▸ GOAL OF THE EXERCISE: From the entries below, count the lines with "subtitle". Write only the count.
━━━━━━━━━━━━━━━━
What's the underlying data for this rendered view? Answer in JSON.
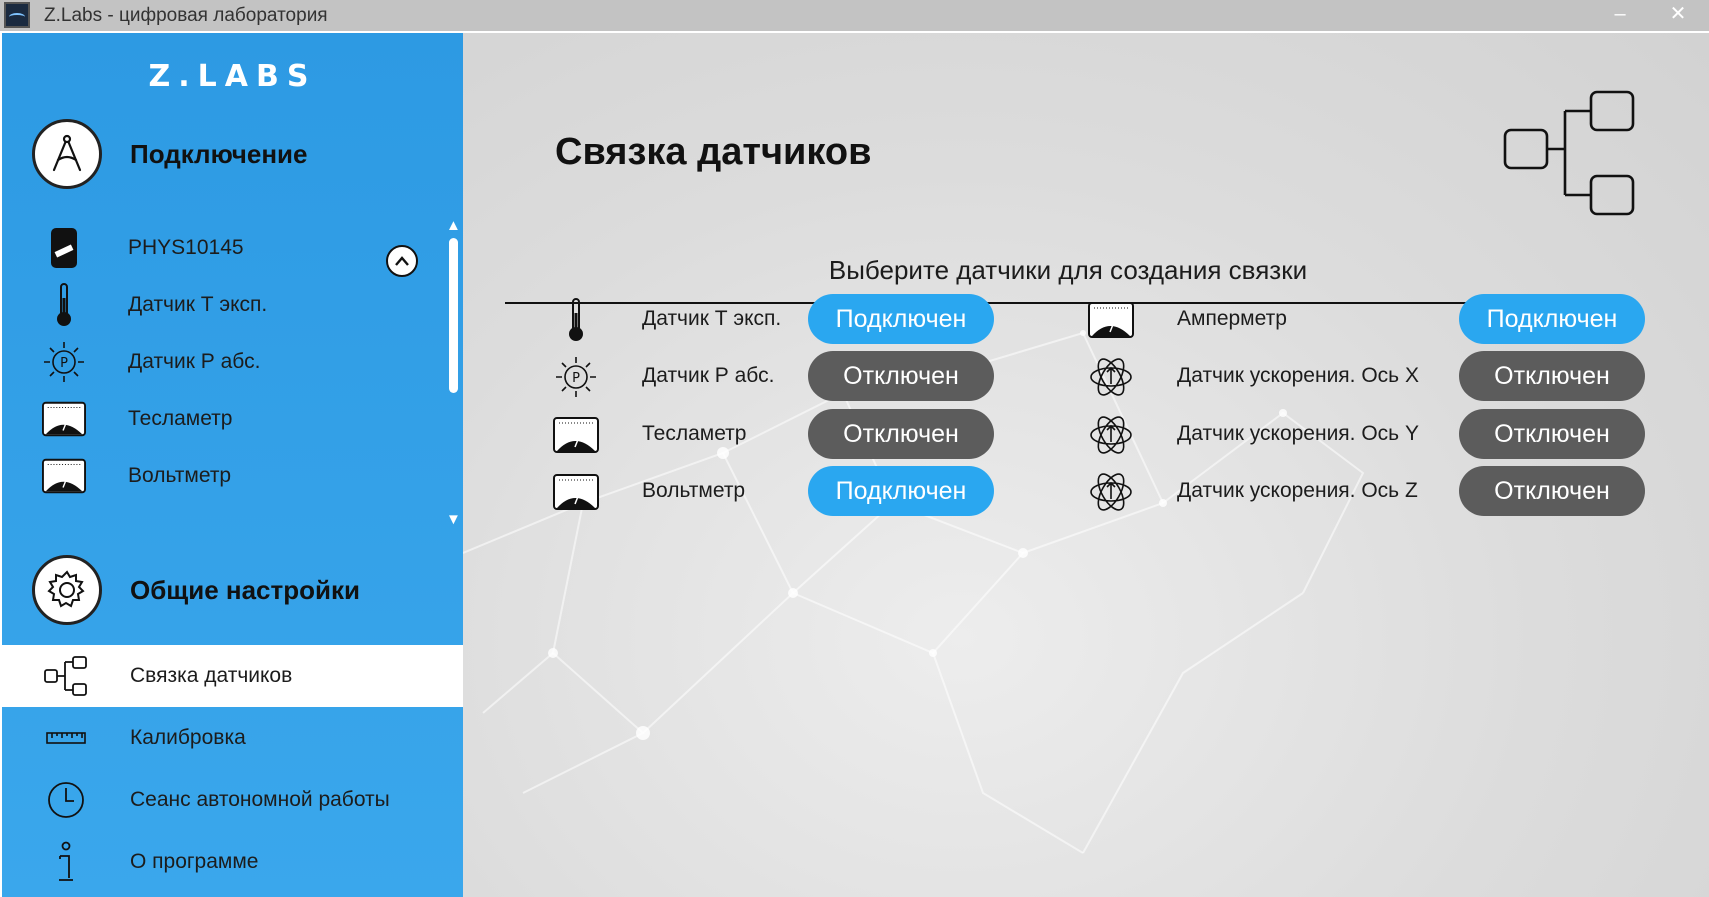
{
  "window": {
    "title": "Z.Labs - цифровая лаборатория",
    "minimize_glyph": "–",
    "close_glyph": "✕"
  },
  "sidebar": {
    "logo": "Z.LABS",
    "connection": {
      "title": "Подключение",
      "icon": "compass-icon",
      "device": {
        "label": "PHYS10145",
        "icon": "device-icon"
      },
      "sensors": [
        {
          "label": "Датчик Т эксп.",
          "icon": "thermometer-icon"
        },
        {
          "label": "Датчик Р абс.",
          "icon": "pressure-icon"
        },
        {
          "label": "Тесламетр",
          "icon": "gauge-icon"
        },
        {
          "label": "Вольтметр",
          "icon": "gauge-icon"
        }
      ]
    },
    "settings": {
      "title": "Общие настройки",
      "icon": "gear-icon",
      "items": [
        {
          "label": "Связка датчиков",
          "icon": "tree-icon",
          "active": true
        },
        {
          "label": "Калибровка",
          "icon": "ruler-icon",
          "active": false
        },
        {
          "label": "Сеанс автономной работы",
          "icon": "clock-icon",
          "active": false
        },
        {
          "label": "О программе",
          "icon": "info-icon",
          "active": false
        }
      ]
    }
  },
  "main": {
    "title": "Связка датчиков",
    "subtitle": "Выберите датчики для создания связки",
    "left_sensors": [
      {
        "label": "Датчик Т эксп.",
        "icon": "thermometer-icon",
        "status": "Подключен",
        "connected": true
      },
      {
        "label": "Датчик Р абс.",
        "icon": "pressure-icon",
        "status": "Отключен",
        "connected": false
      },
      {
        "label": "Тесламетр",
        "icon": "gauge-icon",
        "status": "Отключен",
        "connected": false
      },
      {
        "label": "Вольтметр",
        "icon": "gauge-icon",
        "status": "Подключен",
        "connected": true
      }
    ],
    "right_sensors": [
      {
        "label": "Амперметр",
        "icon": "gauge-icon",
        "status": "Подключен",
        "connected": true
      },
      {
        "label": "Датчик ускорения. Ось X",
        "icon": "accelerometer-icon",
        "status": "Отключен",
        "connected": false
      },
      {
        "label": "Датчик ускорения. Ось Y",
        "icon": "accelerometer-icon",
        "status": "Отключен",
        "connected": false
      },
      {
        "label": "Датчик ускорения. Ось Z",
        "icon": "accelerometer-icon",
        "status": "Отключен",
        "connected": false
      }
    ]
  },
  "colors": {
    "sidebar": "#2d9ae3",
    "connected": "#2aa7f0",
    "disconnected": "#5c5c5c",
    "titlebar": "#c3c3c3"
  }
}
━━━━━━━━━━━━━━━━
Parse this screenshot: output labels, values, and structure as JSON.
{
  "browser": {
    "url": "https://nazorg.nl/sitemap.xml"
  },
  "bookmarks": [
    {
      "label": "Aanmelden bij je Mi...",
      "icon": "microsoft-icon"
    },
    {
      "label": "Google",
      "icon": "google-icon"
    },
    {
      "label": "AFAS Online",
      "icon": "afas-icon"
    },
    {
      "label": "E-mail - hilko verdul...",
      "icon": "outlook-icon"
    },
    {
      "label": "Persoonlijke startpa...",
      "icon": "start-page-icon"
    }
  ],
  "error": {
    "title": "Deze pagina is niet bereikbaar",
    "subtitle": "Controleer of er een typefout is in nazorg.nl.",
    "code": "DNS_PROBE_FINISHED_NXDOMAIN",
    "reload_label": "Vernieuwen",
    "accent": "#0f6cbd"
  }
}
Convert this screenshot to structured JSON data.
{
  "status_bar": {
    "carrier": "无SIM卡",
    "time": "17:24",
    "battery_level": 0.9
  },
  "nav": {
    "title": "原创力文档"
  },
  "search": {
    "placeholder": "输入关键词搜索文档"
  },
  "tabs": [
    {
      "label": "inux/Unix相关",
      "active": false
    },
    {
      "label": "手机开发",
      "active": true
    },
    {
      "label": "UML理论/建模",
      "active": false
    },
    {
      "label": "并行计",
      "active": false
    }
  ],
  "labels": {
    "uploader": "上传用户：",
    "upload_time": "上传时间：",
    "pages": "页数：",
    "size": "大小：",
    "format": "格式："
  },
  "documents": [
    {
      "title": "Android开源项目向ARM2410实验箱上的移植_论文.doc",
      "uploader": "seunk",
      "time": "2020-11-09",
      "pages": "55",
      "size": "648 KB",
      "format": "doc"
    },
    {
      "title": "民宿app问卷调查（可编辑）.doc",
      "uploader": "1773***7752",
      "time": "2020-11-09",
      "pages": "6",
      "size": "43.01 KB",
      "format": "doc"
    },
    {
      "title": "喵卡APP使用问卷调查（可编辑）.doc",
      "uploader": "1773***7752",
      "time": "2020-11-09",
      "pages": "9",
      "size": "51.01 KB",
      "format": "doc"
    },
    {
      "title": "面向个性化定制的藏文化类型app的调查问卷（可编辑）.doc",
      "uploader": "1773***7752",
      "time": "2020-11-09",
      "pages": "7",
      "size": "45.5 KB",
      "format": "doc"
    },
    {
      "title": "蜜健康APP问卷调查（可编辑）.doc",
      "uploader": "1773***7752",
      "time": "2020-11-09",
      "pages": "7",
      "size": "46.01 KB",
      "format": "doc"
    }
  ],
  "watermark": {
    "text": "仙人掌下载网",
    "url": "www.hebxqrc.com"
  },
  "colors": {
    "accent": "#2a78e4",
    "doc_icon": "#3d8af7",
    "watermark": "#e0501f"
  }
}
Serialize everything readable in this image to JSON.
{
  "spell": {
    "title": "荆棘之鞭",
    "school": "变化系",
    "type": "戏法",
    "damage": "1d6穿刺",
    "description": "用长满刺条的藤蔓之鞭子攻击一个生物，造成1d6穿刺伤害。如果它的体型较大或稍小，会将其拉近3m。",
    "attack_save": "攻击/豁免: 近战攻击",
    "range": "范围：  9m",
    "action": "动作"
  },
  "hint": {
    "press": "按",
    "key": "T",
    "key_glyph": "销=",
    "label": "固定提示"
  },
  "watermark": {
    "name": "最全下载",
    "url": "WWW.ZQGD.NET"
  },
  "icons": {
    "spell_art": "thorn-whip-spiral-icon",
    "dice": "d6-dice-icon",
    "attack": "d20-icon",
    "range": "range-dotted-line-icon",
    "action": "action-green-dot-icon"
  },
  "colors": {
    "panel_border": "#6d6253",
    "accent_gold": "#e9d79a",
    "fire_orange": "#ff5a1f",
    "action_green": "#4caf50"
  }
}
━━━━━━━━━━━━━━━━
▸ ANSWER BELOW: 2